**Task material**
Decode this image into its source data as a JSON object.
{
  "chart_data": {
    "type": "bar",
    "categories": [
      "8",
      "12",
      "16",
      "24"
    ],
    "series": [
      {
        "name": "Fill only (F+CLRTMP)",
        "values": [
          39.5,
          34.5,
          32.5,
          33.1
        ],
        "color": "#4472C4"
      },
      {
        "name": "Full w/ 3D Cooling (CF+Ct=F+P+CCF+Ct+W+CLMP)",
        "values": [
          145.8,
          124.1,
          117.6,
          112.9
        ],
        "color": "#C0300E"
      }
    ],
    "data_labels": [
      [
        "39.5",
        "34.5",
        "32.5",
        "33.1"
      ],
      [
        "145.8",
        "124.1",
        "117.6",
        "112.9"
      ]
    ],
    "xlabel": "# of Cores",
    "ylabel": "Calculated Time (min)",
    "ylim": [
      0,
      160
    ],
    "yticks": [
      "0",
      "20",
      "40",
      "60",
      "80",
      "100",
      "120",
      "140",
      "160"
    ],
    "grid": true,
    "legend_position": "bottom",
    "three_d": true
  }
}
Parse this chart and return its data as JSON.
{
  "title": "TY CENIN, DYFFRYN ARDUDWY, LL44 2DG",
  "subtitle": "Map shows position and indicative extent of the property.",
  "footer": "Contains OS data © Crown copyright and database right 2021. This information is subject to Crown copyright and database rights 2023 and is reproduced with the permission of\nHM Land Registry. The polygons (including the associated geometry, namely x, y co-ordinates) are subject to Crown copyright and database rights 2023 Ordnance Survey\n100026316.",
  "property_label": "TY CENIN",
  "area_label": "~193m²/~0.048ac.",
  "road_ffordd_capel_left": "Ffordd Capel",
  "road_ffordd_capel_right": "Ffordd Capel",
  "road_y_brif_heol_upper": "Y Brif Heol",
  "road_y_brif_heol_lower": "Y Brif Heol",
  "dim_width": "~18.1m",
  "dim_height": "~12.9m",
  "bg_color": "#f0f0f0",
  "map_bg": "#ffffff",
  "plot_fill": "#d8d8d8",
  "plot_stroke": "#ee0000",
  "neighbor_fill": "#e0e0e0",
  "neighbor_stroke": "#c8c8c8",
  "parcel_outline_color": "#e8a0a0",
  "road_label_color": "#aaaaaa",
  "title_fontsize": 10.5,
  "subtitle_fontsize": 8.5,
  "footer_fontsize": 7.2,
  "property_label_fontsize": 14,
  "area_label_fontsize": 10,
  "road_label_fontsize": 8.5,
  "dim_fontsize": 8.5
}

**Problem statement**
Using the listing, copy every line where the word "Heol" shows up.

**Expected output**
  "road_y_brif_heol_upper": "Y Brif Heol",
  "road_y_brif_heol_lower": "Y Brif Heol",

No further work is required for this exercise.